Saved entries:
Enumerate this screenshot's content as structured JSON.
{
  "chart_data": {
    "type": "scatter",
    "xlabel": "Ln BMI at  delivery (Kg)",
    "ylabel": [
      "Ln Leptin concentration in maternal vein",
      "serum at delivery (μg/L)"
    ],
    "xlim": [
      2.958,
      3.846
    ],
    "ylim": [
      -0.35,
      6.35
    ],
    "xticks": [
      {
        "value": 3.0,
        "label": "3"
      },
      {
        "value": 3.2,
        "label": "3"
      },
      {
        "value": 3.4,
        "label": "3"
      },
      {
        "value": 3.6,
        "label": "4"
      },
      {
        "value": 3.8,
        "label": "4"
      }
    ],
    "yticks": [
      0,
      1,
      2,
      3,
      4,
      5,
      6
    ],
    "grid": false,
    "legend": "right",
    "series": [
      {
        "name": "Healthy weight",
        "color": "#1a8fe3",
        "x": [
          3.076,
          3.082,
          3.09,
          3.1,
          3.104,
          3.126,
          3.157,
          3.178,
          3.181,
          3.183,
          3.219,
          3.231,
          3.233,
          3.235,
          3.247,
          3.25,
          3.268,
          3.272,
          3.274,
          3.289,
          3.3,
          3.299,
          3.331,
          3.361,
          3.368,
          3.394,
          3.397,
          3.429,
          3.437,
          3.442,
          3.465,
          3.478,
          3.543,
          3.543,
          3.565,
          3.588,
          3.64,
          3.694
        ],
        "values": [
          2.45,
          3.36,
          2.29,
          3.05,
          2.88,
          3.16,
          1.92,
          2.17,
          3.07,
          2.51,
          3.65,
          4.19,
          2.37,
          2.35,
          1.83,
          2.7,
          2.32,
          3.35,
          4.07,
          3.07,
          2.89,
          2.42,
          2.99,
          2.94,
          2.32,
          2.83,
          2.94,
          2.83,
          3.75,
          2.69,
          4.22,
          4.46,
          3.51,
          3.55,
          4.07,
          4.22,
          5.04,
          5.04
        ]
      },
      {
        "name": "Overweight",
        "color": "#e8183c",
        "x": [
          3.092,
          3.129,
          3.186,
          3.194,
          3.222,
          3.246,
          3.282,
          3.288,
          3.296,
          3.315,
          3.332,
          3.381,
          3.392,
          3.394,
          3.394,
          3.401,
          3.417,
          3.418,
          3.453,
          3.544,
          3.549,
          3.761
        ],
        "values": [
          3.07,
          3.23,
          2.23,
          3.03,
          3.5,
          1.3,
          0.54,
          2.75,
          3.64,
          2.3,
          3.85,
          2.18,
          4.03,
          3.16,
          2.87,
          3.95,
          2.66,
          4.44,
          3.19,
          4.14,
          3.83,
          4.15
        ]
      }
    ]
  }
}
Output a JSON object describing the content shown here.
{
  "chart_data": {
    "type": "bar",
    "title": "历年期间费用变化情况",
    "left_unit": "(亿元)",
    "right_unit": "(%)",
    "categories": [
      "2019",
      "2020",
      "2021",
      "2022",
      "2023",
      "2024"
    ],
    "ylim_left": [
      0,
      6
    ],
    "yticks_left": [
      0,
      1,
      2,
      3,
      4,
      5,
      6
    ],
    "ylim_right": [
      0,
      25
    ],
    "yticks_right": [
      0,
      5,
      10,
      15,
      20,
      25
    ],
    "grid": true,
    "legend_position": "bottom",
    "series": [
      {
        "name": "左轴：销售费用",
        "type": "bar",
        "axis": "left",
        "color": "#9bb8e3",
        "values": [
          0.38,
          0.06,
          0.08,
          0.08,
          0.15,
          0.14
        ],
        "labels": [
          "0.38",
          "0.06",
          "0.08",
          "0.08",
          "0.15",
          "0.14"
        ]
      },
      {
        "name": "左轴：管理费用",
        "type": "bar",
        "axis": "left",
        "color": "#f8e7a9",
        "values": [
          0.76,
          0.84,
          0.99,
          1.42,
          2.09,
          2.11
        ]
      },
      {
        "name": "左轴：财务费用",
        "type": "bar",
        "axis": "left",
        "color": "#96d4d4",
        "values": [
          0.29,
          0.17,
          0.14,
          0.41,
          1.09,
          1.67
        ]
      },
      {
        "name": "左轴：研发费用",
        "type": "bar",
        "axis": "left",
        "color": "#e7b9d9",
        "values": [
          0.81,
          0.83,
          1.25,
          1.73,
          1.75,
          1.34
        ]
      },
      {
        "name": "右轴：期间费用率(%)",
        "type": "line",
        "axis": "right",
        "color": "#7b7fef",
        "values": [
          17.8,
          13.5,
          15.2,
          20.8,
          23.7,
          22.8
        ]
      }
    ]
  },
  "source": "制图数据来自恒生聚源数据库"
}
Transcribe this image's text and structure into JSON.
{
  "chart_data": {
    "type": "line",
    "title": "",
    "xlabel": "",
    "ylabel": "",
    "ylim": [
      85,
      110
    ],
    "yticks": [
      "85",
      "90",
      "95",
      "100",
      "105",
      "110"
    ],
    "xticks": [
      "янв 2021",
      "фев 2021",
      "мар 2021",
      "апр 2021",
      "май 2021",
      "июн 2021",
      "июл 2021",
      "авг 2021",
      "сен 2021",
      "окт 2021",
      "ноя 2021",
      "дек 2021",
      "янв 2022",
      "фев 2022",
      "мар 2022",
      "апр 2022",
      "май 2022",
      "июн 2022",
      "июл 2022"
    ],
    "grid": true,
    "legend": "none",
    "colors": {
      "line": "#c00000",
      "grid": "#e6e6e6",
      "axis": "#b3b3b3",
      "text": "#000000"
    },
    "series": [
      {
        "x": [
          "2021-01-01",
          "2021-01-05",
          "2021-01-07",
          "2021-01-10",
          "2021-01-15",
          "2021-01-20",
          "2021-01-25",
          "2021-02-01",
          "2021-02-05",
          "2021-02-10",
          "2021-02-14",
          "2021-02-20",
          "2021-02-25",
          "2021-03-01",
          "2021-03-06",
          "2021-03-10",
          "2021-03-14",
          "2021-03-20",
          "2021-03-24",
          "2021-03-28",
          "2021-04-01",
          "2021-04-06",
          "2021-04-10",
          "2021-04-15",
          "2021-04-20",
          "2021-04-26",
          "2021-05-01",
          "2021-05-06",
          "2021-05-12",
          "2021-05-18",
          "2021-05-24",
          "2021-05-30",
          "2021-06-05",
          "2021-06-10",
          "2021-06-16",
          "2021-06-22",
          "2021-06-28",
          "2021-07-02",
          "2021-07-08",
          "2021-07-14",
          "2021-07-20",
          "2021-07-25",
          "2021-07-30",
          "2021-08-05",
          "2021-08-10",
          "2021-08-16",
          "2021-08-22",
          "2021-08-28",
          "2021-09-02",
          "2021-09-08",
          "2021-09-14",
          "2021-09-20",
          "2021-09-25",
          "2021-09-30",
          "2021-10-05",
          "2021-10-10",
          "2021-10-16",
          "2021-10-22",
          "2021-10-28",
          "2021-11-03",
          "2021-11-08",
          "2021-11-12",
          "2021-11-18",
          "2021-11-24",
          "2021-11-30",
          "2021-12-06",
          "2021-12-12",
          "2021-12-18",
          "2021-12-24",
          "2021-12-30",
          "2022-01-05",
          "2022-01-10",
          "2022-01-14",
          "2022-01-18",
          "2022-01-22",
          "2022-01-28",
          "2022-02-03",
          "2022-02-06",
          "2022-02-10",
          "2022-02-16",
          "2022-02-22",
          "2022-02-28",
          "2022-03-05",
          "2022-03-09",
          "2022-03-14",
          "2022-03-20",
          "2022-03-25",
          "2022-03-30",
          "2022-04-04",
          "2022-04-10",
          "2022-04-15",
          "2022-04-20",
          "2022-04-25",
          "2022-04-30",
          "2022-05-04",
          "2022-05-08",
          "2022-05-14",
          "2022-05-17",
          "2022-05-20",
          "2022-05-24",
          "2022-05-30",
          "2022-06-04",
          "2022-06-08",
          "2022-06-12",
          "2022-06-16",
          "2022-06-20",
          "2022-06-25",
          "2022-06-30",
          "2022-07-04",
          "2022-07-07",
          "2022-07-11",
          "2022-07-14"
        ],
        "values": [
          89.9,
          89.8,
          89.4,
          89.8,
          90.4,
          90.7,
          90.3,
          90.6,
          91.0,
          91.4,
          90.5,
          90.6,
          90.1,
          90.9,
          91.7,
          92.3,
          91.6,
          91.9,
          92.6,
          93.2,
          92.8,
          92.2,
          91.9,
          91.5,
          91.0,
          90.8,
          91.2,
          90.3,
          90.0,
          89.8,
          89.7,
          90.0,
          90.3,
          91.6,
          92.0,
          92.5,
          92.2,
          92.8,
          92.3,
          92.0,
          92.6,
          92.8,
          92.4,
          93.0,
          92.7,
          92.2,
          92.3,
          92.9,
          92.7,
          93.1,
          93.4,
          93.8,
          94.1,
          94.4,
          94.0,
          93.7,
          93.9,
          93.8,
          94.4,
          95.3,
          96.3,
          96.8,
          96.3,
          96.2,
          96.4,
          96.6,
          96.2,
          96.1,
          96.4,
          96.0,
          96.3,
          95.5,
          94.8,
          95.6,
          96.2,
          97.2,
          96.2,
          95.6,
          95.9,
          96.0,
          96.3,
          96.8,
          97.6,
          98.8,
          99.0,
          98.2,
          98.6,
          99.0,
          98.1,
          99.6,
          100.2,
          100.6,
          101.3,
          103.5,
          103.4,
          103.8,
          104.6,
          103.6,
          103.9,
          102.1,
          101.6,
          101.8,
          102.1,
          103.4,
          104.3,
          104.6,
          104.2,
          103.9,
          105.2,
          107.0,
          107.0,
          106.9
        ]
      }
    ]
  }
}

__Directions for this task__
Tally up the lines with the word "JSON" in them, and answer with that number by itself.

__The answer__
3